EXERCISE: For the material that follows, list every line containing the word "JSON".

** start PROVIDED RECORDS **

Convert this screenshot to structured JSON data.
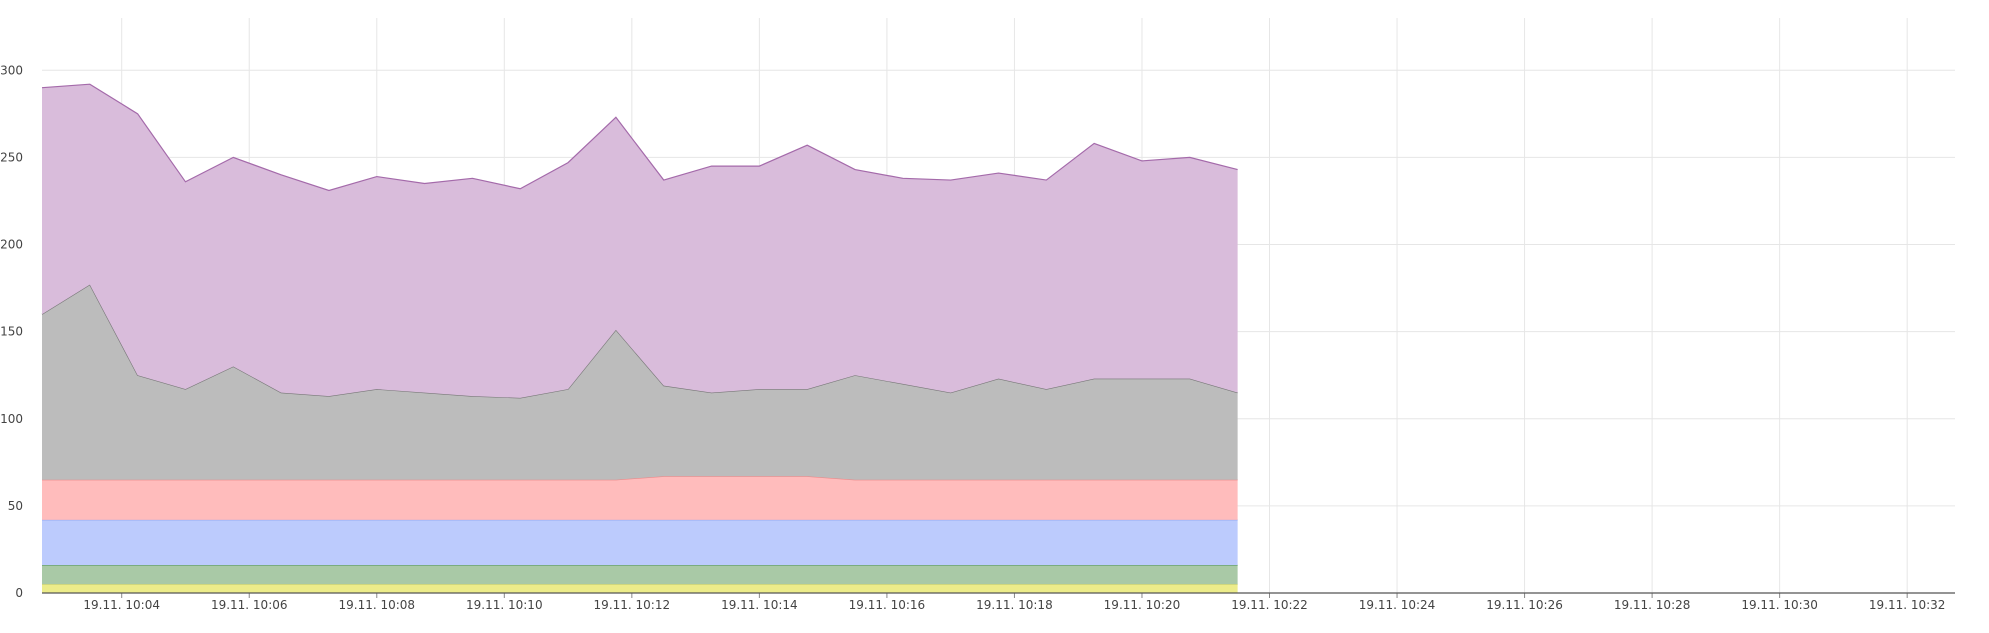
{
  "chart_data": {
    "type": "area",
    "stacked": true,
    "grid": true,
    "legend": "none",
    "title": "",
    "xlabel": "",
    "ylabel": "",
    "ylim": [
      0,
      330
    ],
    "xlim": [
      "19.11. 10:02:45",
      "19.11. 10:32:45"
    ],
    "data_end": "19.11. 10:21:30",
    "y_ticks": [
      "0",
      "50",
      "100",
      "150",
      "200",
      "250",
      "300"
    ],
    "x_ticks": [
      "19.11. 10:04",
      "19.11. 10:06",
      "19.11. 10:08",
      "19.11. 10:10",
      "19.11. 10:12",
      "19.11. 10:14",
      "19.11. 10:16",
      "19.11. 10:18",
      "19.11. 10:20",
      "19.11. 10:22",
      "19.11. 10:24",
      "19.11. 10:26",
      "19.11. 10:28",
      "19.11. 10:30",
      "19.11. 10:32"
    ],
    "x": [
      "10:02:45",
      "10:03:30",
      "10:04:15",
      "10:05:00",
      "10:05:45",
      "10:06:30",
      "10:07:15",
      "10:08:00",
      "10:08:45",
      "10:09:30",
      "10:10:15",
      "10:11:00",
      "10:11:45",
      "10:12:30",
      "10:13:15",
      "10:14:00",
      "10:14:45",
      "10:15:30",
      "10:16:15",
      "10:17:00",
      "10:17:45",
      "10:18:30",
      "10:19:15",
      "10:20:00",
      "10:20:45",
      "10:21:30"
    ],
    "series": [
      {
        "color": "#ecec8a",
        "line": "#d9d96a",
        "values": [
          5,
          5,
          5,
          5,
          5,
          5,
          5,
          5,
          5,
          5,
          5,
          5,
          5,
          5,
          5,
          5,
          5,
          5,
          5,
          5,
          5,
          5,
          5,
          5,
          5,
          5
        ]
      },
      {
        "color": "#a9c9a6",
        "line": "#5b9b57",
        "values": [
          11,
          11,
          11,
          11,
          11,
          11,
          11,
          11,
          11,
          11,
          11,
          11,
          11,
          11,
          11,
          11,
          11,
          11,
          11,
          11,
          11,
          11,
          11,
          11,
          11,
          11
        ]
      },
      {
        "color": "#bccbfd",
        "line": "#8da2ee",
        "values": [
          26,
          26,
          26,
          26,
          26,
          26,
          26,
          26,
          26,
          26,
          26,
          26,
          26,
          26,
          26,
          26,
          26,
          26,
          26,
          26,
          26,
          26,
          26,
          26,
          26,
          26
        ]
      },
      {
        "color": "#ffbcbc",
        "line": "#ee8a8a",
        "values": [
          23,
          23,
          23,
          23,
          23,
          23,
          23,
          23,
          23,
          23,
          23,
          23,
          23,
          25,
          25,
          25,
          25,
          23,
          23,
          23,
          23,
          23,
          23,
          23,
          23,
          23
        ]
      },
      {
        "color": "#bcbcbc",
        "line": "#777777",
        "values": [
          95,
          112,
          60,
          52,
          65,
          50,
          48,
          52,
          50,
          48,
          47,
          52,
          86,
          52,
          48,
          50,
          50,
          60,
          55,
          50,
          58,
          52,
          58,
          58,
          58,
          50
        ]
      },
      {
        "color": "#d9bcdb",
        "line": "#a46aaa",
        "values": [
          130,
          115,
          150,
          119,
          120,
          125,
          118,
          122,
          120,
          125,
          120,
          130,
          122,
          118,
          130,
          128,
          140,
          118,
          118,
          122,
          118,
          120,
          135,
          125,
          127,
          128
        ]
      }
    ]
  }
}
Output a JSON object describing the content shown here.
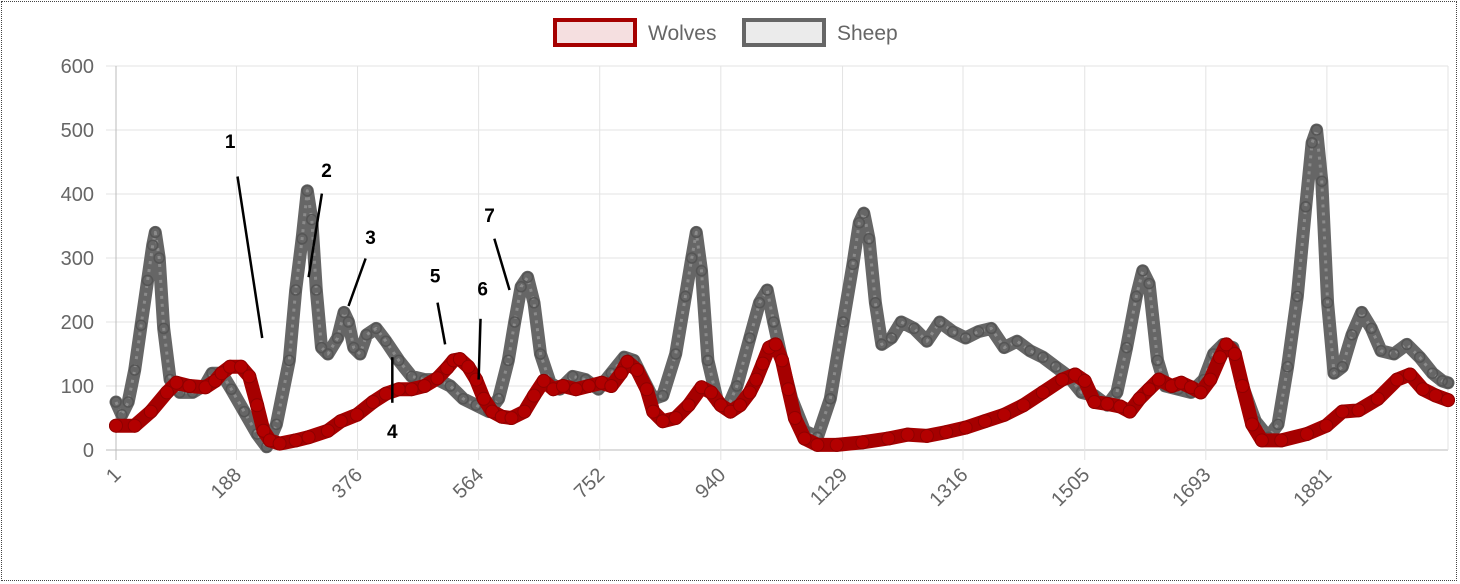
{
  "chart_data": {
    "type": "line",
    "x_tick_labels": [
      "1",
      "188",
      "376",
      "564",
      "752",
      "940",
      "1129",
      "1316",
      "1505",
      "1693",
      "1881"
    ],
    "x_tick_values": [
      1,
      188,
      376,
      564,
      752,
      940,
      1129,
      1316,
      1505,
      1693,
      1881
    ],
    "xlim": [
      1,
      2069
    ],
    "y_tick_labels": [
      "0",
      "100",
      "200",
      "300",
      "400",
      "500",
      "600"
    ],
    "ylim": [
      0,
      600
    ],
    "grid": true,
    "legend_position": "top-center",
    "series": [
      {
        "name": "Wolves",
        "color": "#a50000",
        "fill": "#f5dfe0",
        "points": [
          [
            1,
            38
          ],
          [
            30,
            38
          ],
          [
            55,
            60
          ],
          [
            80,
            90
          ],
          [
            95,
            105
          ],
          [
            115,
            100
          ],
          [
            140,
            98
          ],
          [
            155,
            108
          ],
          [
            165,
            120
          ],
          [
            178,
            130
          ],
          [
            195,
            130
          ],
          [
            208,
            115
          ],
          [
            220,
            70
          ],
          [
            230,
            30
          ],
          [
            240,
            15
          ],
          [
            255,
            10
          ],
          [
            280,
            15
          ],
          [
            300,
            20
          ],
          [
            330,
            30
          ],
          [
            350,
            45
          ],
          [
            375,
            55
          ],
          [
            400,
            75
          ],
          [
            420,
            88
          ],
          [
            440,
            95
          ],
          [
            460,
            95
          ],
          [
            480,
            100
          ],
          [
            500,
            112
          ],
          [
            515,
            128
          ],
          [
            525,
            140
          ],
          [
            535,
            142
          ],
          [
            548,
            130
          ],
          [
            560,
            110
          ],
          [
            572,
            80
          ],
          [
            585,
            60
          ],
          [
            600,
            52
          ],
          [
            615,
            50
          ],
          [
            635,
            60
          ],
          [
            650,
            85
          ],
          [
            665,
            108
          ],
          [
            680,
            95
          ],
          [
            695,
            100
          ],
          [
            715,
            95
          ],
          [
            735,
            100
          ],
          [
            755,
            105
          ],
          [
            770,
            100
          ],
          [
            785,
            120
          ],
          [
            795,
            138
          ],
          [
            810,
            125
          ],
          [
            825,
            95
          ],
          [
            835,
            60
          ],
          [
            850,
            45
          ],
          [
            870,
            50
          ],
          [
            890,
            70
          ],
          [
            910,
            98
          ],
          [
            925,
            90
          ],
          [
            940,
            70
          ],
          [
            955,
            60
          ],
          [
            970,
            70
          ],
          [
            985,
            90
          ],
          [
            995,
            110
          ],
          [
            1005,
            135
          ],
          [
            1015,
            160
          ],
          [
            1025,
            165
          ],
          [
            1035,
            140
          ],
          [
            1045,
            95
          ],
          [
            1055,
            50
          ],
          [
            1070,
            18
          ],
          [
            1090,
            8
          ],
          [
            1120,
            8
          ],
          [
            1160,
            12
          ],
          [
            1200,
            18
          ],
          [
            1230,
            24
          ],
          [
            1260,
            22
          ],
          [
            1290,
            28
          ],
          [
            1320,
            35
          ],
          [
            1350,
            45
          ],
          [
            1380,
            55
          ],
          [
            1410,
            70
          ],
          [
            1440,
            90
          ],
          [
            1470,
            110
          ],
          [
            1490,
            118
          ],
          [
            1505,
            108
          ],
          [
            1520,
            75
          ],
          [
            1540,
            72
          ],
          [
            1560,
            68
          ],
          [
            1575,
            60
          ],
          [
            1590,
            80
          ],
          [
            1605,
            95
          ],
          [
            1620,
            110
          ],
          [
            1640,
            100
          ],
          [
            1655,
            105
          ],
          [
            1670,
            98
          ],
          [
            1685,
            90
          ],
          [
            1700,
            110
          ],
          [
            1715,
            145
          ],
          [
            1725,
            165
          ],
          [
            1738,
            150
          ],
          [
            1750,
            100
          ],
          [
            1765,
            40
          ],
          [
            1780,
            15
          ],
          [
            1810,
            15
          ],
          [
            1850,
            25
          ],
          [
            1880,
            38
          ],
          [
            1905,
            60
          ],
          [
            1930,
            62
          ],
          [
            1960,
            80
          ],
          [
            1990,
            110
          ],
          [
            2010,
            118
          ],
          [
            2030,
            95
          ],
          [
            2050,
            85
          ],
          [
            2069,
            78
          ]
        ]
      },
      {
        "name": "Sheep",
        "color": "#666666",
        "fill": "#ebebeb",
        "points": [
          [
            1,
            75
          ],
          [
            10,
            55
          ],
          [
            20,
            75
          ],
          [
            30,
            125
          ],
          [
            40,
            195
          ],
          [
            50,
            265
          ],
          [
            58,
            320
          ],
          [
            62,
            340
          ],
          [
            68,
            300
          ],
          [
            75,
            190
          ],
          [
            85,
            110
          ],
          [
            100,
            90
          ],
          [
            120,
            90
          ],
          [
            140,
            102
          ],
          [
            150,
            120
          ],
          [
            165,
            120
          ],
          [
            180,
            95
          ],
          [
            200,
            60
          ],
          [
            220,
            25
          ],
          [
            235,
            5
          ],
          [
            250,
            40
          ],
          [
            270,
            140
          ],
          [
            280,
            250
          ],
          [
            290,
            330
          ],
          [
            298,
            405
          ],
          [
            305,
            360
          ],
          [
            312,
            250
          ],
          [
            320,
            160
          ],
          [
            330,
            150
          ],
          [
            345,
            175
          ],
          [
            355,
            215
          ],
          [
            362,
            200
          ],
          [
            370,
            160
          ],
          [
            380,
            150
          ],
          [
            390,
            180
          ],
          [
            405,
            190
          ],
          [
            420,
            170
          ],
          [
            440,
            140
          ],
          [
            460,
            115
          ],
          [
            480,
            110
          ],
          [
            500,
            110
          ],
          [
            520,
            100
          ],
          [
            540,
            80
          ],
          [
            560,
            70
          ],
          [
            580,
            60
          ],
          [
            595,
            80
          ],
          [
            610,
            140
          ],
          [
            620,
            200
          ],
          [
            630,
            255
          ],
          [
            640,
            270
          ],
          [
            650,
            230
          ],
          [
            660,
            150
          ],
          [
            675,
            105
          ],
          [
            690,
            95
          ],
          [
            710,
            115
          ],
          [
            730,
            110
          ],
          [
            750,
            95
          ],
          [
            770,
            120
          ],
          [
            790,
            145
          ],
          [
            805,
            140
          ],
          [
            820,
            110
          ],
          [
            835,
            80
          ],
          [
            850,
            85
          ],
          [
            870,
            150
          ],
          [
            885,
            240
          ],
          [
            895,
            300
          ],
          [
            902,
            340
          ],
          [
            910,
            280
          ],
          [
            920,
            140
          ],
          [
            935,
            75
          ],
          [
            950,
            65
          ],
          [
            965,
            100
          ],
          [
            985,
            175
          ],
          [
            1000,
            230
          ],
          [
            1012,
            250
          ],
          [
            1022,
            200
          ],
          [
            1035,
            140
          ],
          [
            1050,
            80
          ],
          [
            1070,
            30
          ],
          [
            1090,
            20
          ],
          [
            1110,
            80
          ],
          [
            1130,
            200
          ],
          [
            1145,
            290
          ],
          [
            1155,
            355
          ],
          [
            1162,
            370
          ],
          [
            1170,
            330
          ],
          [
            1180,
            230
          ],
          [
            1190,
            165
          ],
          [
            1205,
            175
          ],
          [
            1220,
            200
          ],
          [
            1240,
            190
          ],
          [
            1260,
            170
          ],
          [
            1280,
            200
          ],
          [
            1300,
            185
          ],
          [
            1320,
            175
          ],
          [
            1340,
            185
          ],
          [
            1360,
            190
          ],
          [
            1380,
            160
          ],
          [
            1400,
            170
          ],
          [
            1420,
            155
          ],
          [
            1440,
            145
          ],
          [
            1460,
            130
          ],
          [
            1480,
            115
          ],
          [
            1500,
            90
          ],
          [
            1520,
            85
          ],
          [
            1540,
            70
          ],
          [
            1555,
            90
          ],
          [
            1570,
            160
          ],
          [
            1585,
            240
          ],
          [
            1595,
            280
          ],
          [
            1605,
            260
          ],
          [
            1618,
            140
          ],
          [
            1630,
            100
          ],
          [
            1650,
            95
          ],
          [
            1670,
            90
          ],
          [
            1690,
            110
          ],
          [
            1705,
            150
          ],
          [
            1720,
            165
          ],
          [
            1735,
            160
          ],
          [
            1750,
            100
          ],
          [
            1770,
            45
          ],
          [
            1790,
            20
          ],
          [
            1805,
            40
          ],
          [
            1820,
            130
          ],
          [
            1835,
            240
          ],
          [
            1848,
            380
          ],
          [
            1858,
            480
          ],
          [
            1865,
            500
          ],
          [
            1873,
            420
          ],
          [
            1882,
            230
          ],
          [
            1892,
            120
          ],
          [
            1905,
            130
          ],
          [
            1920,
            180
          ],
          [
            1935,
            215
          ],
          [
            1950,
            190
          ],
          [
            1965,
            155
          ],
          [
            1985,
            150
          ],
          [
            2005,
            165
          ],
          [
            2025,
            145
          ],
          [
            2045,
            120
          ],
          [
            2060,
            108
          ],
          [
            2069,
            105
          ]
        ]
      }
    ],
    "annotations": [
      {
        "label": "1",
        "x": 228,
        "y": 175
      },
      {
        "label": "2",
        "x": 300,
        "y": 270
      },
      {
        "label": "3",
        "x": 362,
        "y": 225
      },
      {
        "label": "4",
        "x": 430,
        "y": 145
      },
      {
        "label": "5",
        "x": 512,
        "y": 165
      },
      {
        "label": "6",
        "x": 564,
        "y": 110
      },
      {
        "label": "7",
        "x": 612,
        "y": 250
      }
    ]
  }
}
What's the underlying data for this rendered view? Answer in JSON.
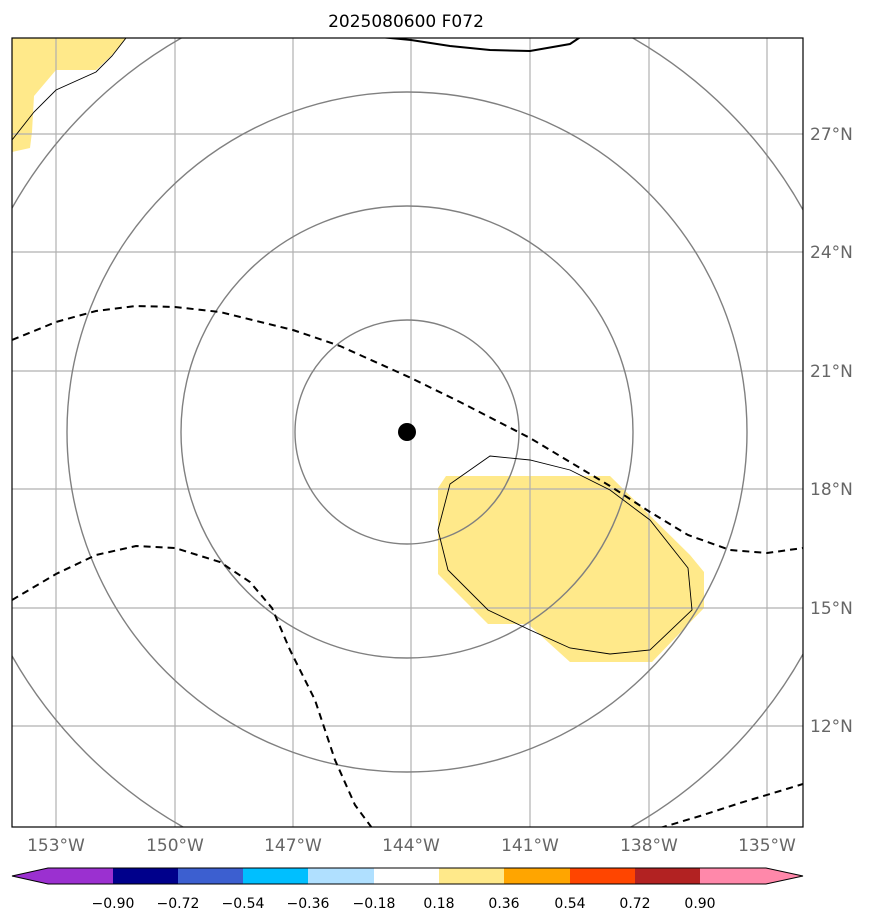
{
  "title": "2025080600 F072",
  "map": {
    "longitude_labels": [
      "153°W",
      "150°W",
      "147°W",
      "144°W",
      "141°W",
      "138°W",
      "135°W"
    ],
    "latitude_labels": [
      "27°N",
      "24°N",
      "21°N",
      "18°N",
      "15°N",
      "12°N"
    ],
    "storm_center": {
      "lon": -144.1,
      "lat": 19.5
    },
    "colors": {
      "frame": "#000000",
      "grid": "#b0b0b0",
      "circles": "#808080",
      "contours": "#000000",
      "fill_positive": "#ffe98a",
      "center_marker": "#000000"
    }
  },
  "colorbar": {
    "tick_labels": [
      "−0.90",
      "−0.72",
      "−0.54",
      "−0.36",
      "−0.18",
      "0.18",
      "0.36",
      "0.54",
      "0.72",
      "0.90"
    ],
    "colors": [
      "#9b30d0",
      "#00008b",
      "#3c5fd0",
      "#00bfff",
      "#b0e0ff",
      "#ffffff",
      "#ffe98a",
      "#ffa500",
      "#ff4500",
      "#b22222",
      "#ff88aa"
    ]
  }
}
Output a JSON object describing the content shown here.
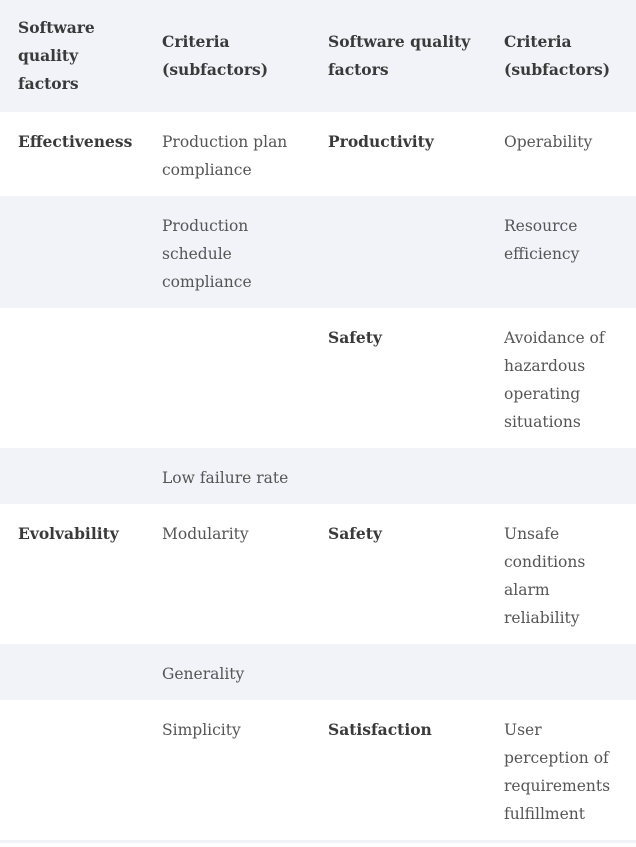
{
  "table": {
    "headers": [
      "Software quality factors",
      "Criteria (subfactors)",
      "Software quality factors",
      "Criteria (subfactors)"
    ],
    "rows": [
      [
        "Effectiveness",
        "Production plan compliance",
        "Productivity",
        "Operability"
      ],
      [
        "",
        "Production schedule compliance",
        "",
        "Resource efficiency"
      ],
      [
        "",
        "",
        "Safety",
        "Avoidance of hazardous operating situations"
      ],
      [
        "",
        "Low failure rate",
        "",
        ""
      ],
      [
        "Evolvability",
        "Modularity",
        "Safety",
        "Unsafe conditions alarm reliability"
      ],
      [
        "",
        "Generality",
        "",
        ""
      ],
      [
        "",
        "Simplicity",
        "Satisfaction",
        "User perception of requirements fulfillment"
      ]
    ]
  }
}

** end PROVIDED RECORDS **

RESPONSE TO THIS EXERCISE:
Convert this screenshot to structured JSON data.
Output a JSON object describing the content shown here.
What's the underlying data for this rendered view? Answer in JSON.
Output a JSON object describing the content shown here.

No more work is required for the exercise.